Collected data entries

_ _ _ _

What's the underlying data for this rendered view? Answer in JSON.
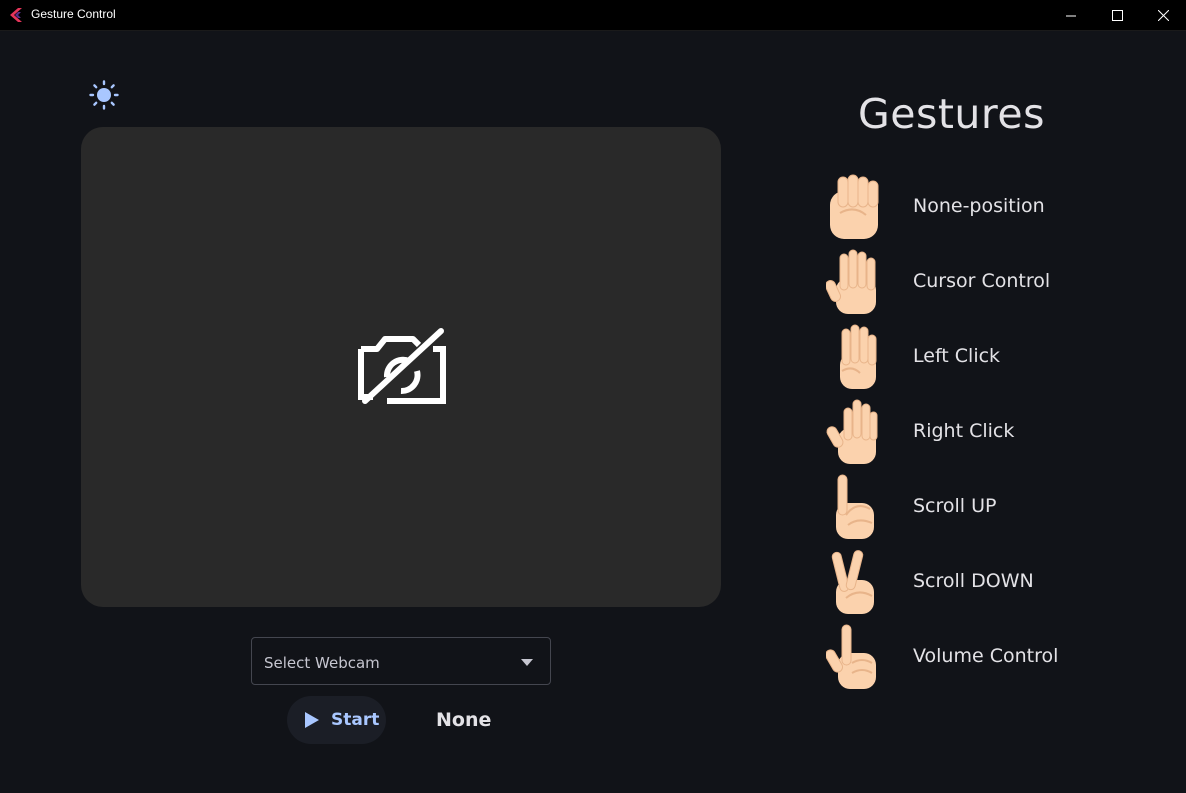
{
  "window": {
    "title": "Gesture Control"
  },
  "controls": {
    "webcam_placeholder": "Select Webcam",
    "start_label": "Start",
    "status": "None"
  },
  "gestures": {
    "title": "Gestures",
    "items": [
      {
        "label": "None-position",
        "icon": "fist-hand-icon"
      },
      {
        "label": "Cursor Control",
        "icon": "open-palm-icon"
      },
      {
        "label": "Left Click",
        "icon": "four-fingers-icon"
      },
      {
        "label": "Right Click",
        "icon": "three-fingers-icon"
      },
      {
        "label": "Scroll UP",
        "icon": "index-finger-up-icon"
      },
      {
        "label": "Scroll DOWN",
        "icon": "victory-hand-icon"
      },
      {
        "label": "Volume Control",
        "icon": "pinky-thumb-hand-icon"
      }
    ]
  },
  "colors": {
    "background": "#111318",
    "preview_bg": "#292929",
    "accent": "#a9c7ff",
    "skin": "#fbd2ad"
  }
}
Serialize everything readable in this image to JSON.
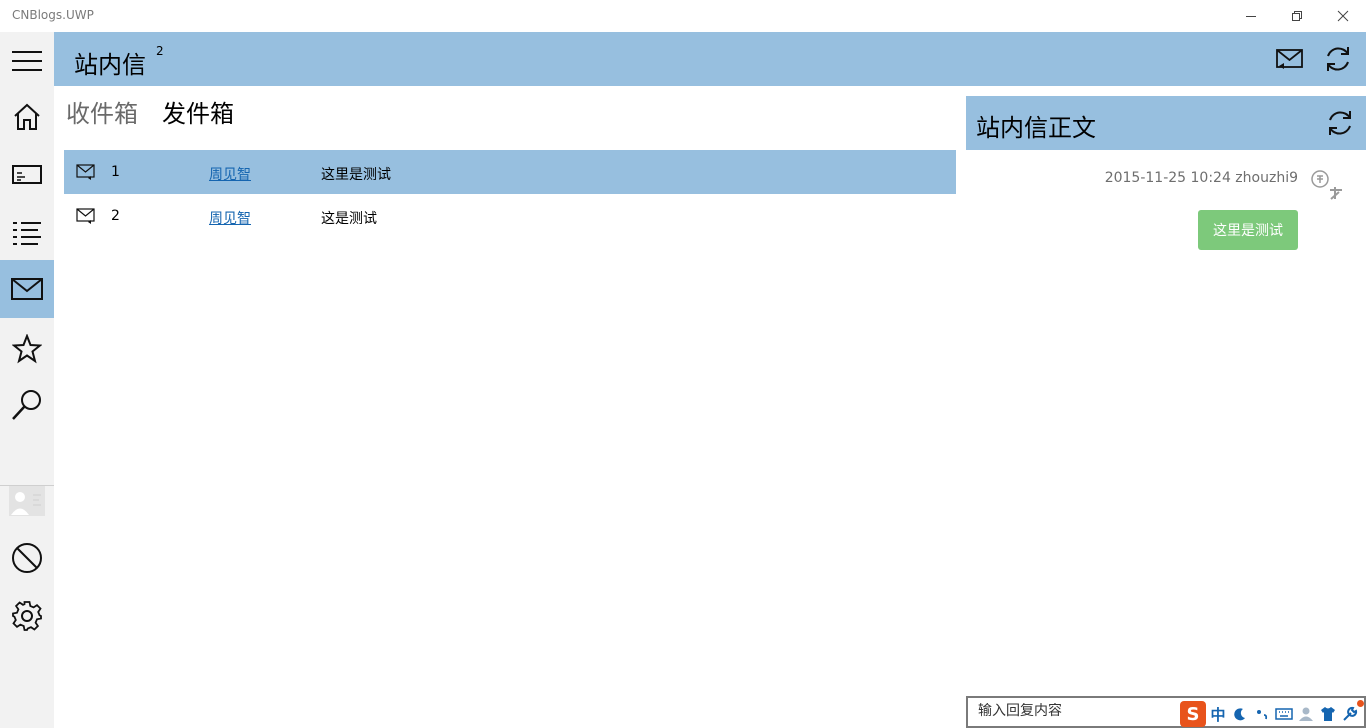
{
  "app": {
    "title": "CNBlogs.UWP"
  },
  "header": {
    "title": "站内信",
    "unread_count": "2"
  },
  "tabs": [
    {
      "label": "收件箱",
      "active": false
    },
    {
      "label": "发件箱",
      "active": true
    }
  ],
  "messages": [
    {
      "num": "1",
      "sender": "周见智",
      "subject": "这里是测试",
      "selected": true
    },
    {
      "num": "2",
      "sender": "周见智",
      "subject": "这是测试",
      "selected": false
    }
  ],
  "detail": {
    "title": "站内信正文",
    "meta": "2015-11-25 10:24 zhouzhi9",
    "body": "这里是测试",
    "reply_placeholder": "输入回复内容"
  },
  "ime": {
    "logo": "S",
    "mode": "中"
  },
  "sidebar_icons": [
    "menu-icon",
    "home-icon",
    "news-icon",
    "list-icon",
    "mail-icon",
    "star-icon",
    "search-icon",
    "avatar",
    "block-icon",
    "gear-icon"
  ],
  "colors": {
    "accent": "#97bfdf",
    "sidebar": "#f2f2f2",
    "bubble": "#7dc97b",
    "link": "#1565b0"
  }
}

_ _ _ _

Copy out each line exactly, without the pictures.

__Result__:
What's the underlying data for this rendered view? Answer in JSON.
{
  "window": {
    "title": "Gesture Control"
  },
  "controls": {
    "webcam_placeholder": "Select Webcam",
    "start_label": "Start",
    "status": "None"
  },
  "gestures": {
    "title": "Gestures",
    "items": [
      {
        "label": "None-position",
        "icon": "fist-hand-icon"
      },
      {
        "label": "Cursor Control",
        "icon": "open-palm-icon"
      },
      {
        "label": "Left Click",
        "icon": "four-fingers-icon"
      },
      {
        "label": "Right Click",
        "icon": "three-fingers-icon"
      },
      {
        "label": "Scroll UP",
        "icon": "index-finger-up-icon"
      },
      {
        "label": "Scroll DOWN",
        "icon": "victory-hand-icon"
      },
      {
        "label": "Volume Control",
        "icon": "pinky-thumb-hand-icon"
      }
    ]
  },
  "colors": {
    "background": "#111318",
    "preview_bg": "#292929",
    "accent": "#a9c7ff",
    "skin": "#fbd2ad"
  }
}
Serialize everything readable in this image to JSON.
{
  "app": {
    "title": "CNBlogs.UWP"
  },
  "header": {
    "title": "站内信",
    "unread_count": "2"
  },
  "tabs": [
    {
      "label": "收件箱",
      "active": false
    },
    {
      "label": "发件箱",
      "active": true
    }
  ],
  "messages": [
    {
      "num": "1",
      "sender": "周见智",
      "subject": "这里是测试",
      "selected": true
    },
    {
      "num": "2",
      "sender": "周见智",
      "subject": "这是测试",
      "selected": false
    }
  ],
  "detail": {
    "title": "站内信正文",
    "meta": "2015-11-25 10:24 zhouzhi9",
    "body": "这里是测试",
    "reply_placeholder": "输入回复内容"
  },
  "ime": {
    "logo": "S",
    "mode": "中"
  },
  "sidebar_icons": [
    "menu-icon",
    "home-icon",
    "news-icon",
    "list-icon",
    "mail-icon",
    "star-icon",
    "search-icon",
    "avatar",
    "block-icon",
    "gear-icon"
  ],
  "colors": {
    "accent": "#97bfdf",
    "sidebar": "#f2f2f2",
    "bubble": "#7dc97b",
    "link": "#1565b0"
  }
}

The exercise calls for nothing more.